### Excerto do texto

Considerou-se na sentença que:
Quanto às horas extraordinárias, o Autor recebeu o valor de € 254,52 de horas extraordinárias realizadas no mês de Setembro e Outubro até à data do acidente. Deverá entender-se que este valor era regularmente auferido e extrapolar o seu valor para os meses de um ano, a fim de calcular um valor de remuneração anual que o inclua?
Entendemos que não podemos fazer esta extrapolação. As horas extraordinárias, como o próprio nome indica, corresponde a trabalho suplementar realizado para além do horário de trabalho e dependerá da disponibilidade do trabalhador e da necessidade da entidade empregadora, não correspondendo à prestação de trabalho regular. O facto de o trabalhador apenas ter trabalhado um mês e meio naquela empresa, antes da ocorrência do acidente, não nos permite ter qualquer informação da regularidade da prestação de trabalho suplementar e, que sendo regular, o seu valor deveria integrar o subsídio de férias e ser pago 13 vezes.
A informação que temos é que o Autor trabalhou aquelas horas em concreto e, devido às mesmas, auferiu o valor de € 254,52, que este valor foi comunicado à empresa seguradora e logo, deve ser relevante para o cálculo da indemnização.
Assim, nos termos do disposto no artigo 71º, n.º 5 da Lei n.º 98/2009, de 04 de Setembro, na falta de elementos do último ano que permitam calcular a média da retribuição do Autor por horas extraordinárias, fixa-se a retribuição anual do Autor no valor de € 10.626,52, correspondendo ao valor do salário base pago 14 vezes ao ano, ao complemento de horário contínuo pago 13 vezes ao ano e ao trabalho extraordinário efetivamente prestado (€ 700,00 *14 + € 44,00*13 + € 254,52).

######
### Material fornecido

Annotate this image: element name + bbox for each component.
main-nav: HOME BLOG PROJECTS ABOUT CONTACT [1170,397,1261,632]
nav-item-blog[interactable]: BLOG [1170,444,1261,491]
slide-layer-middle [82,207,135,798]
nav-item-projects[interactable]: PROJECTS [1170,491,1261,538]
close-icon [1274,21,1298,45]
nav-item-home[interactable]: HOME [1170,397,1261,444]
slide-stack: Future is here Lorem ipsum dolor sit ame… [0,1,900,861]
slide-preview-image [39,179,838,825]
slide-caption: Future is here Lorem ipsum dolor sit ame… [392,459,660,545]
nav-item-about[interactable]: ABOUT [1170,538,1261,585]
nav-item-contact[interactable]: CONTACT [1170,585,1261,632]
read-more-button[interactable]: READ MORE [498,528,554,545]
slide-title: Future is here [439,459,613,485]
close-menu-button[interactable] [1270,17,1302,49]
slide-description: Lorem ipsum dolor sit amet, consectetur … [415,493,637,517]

######

* _Pedidos_
A – No excerto sobre as horas extraordinárias, volte a escrever tudo desde "Considerou-se na sentença" até "que o inclua?", mudando "Autor" para "Sinistrado".
B – Dê seguimento ao excerto sobre as horas extraordinárias, começando logo depois da última frase apresentada.

* _Respostas_
A –
Considerou-se na sentença que:
Quanto às horas extraordinárias, o Sinistrado recebeu o valor de € 254,52 de horas extraordinárias realizadas no mês de Setembro e Outubro até à data do acidente. Deverá entender-se que este valor era regularmente auferido e extrapolar o seu valor para os meses de um ano, a fim de calcular um valor de remuneração anual que o inclua?

B –
Pretende o Apelante que da factualidade dada como provada resulta que o A. começou a trabalhar para a R. empregadora em 01.09.2021 e que desde essa data até à data do acidente, ocorrido em 20.10.2021, o A. auferiu a título de horas extraordinárias, como foi dado como provado, a importância de €89,89, no mês de setembro de 2021, e €164,63, no mês de outubro do mesmo ano. Assim, em conformidade com o decidido no acórdão da RLx. de 13.02.2019, proc. n.º 1130/15.0T8BRR.L1-4, num caso em que um sinistrado apenas trabalhou 12 dias, dúvidas não se suscitam que se trata de uma prestação regular. Propõe, pois, que o cálculo se faça, quanto às horas extra, e atento o disposto no n.º 3, do art.º 71, apurando o valor diário €5,09 (254,52 : 50 = €5,09), multiplicando-o, após por 365 dias, para apurar o valor dos 12 meses/anual, que seria de €1.857,85. Concluindo-se, assim, por um valor, mensal de €154,82.
Contrapõe a Apelada que no caso concreto, dado que o contrato de trabalho vigorava há cerca de dois meses, (cfr. facto provado 1 e 15), não há elementos para apurar a média auferida pelo sinistrado, pelo que nos termos do nº 5 do Art.º 71º da LAT o cálculo se deve fazer segundo o prudente arbítrio do juiz conforme feito na sentença. E se houvesse que apurar uma média, seria então pela soma das prestações auferidas a dividir pelos 2 meses de trabalho e a multiplicar por 12 e não por 13 vezes, dando neste ponto por integralmente reproduzida a argumentação infra aduzida no recurso subordinado quanto ao complemento horário.
Que dizer?
Começamos por salientar que não está em causa a circunstância de os valores pagos a título de horas extraordinárias integrarem o conceito de retribuição para efeitos do cálculo das prestações. Essa matéria está assumida por ambas as partes.
A discórdia centra-se no modo de cálculo e decorre da circunstância de o sinistrado ter, à data do acidente, um histórico relacional curto (1 mês e meio de atividade) – se por referência a um valor anual previsível, se por referência apenas ao valor efetivamente auferido.
Na equação cumpre atentar no disposto na Lei 98/2009 de 4/09, mais precisamente no que se dispõe no Art.º 71º:
Artigo 71.º
Cálculo
1 - A indemnização por incapacidade temporária e a pensão por morte e por incapacidade permanente, absoluta ou parcial, são calculadas com base na retribuição anual ilíquida normalmente devida ao sinistrado, à data do acidente.
2 - Entende-se por retribuição mensal todas as prestações recebidas com carácter de regularidade que não se destinem a compensar o sinistrado por custos aleatórios.
3 - Entende-se por retribuição anual o produto de 12 vezes a retribuição mensal acrescida dos subsídios de Natal e de férias e outras prestações anuais a que o sinistrado tenha direito com carácter de regularidade.
4 - Se a retribuição correspondente ao dia do acidente for diferente da retribuição normal, esta é calculada pela média dos dias de trabalho e a respetiva retribuição auferida pelo sinistrado no período de um ano anterior ao acidente.
5 - Na falta dos elementos indicados nos números anteriores, o cálculo faz-se segundo o prudente arbítrio do juiz, tendo em atenção a natureza dos serviços prestados, a categoria profissional do sinistrado e os usos.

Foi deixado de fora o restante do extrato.